Your goal: All of the material below is to be repeated exactly.

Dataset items
——————

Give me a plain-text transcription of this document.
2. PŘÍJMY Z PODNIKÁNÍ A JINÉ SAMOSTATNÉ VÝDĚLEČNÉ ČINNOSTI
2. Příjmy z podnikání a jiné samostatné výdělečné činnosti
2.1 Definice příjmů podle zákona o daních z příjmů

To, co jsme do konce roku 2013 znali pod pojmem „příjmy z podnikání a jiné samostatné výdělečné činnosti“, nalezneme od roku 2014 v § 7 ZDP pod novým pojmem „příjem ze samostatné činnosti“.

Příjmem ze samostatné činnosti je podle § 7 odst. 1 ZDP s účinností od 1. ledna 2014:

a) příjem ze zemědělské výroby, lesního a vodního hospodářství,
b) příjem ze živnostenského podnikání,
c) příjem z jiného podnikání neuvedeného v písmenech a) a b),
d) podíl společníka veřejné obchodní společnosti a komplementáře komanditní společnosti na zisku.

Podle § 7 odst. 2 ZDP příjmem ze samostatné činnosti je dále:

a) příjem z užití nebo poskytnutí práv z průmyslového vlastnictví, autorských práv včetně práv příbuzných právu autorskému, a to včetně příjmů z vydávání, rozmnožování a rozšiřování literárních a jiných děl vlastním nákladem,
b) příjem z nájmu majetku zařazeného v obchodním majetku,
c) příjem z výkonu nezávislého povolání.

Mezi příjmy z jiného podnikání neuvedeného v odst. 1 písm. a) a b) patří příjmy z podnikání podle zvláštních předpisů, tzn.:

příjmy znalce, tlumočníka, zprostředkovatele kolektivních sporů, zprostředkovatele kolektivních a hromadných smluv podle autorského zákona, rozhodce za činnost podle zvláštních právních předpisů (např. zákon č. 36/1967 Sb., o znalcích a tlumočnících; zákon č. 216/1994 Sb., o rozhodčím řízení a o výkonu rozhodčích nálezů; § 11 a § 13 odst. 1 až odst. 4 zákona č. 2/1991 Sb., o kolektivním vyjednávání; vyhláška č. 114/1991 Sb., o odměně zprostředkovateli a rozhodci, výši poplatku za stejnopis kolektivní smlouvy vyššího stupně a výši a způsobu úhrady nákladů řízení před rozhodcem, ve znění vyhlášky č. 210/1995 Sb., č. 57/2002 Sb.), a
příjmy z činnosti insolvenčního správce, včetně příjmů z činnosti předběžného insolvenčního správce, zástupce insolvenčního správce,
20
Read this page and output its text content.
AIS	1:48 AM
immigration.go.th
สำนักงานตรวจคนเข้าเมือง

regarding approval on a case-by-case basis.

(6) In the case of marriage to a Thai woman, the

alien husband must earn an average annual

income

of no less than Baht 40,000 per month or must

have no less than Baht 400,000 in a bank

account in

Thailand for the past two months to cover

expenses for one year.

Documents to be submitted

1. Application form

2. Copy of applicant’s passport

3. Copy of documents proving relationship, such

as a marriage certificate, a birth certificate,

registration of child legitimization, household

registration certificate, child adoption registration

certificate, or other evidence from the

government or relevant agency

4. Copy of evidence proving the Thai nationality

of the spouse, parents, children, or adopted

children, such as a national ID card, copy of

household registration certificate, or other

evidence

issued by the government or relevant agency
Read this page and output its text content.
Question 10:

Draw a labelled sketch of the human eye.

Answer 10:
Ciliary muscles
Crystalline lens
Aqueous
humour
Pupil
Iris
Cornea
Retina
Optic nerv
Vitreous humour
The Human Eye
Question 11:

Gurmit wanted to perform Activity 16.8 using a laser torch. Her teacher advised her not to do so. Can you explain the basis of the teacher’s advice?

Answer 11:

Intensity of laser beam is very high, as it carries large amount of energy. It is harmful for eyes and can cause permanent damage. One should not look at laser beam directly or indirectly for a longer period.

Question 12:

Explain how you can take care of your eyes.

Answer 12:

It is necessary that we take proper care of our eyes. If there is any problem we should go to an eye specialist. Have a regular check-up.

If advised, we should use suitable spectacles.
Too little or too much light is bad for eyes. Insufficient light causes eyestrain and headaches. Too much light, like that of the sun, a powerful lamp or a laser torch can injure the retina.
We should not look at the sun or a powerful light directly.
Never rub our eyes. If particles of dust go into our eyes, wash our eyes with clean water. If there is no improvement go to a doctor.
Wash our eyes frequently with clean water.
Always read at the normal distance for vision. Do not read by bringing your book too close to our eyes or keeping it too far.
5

——————

Completed exercise:
Give me a plain-text transcription of this document.
2. PŘÍJMY Z PODNIKÁNÍ A JINÉ SAMOSTATNÉ VÝDĚLEČNÉ ČINNOSTI
2. Příjmy z podnikání a jiné samostatné výdělečné činnosti
2.1 Definice příjmů podle zákona o daních z příjmů

To, co jsme do konce roku 2013 znali pod pojmem „příjmy z podnikání a jiné samostatné výdělečné činnosti“, nalezneme od roku 2014 v § 7 ZDP pod novým pojmem „příjem ze samostatné činnosti“.

Příjmem ze samostatné činnosti je podle § 7 odst. 1 ZDP s účinností od 1. ledna 2014:

a) příjem ze zemědělské výroby, lesního a vodního hospodářství,
b) příjem ze živnostenského podnikání,
c) příjem z jiného podnikání neuvedeného v písmenech a) a b),
d) podíl společníka veřejné obchodní společnosti a komplementáře komanditní společnosti na zisku.

Podle § 7 odst. 2 ZDP příjmem ze samostatné činnosti je dále:

a) příjem z užití nebo poskytnutí práv z průmyslového vlastnictví, autorských práv včetně práv příbuzných právu autorskému, a to včetně příjmů z vydávání, rozmnožování a rozšiřování literárních a jiných děl vlastním nákladem,
b) příjem z nájmu majetku zařazeného v obchodním majetku,
c) příjem z výkonu nezávislého povolání.

Mezi příjmy z jiného podnikání neuvedeného v odst. 1 písm. a) a b) patří příjmy z podnikání podle zvláštních předpisů, tzn.:

příjmy znalce, tlumočníka, zprostředkovatele kolektivních sporů, zprostředkovatele kolektivních a hromadných smluv podle autorského zákona, rozhodce za činnost podle zvláštních právních předpisů (např. zákon č. 36/1967 Sb., o znalcích a tlumočnících; zákon č. 216/1994 Sb., o rozhodčím řízení a o výkonu rozhodčích nálezů; § 11 a § 13 odst. 1 až odst. 4 zákona č. 2/1991 Sb., o kolektivním vyjednávání; vyhláška č. 114/1991 Sb., o odměně zprostředkovateli a rozhodci, výši poplatku za stejnopis kolektivní smlouvy vyššího stupně a výši a způsobu úhrady nákladů řízení před rozhodcem, ve znění vyhlášky č. 210/1995 Sb., č. 57/2002 Sb.), a
příjmy z činnosti insolvenčního správce, včetně příjmů z činnosti předběžného insolvenčního správce, zástupce insolvenčního správce,
20
Read this page and output its text content.
AIS	1:48 AM
immigration.go.th
สำนักงานตรวจคนเข้าเมือง

regarding approval on a case-by-case basis.

(6) In the case of marriage to a Thai woman, the

alien husband must earn an average annual

income

of no less than Baht 40,000 per month or must

have no less than Baht 400,000 in a bank

account in

Thailand for the past two months to cover

expenses for one year.

Documents to be submitted

1. Application form

2. Copy of applicant’s passport

3. Copy of documents proving relationship, such

as a marriage certificate, a birth certificate,

registration of child legitimization, household

registration certificate, child adoption registration

certificate, or other evidence from the

government or relevant agency

4. Copy of evidence proving the Thai nationality

of the spouse, parents, children, or adopted

children, such as a national ID card, copy of

household registration certificate, or other

evidence

issued by the government or relevant agency
Read this page and output its text content.
Question 10:

Draw a labelled sketch of the human eye.

Answer 10:
Ciliary muscles
Crystalline lens
Aqueous
humour
Pupil
Iris
Cornea
Retina
Optic nerv
Vitreous humour
The Human Eye
Question 11:

Gurmit wanted to perform Activity 16.8 using a laser torch. Her teacher advised her not to do so. Can you explain the basis of the teacher’s advice?

Answer 11:

Intensity of laser beam is very high, as it carries large amount of energy. It is harmful for eyes and can cause permanent damage. One should not look at laser beam directly or indirectly for a longer period.

Question 12:

Explain how you can take care of your eyes.

Answer 12:

It is necessary that we take proper care of our eyes. If there is any problem we should go to an eye specialist. Have a regular check-up.

If advised, we should use suitable spectacles.
Too little or too much light is bad for eyes. Insufficient light causes eyestrain and headaches. Too much light, like that of the sun, a powerful lamp or a laser torch can injure the retina.
We should not look at the sun or a powerful light directly.
Never rub our eyes. If particles of dust go into our eyes, wash our eyes with clean water. If there is no improvement go to a doctor.
Wash our eyes frequently with clean water.
Always read at the normal distance for vision. Do not read by bringing your book too close to our eyes or keeping it too far.
5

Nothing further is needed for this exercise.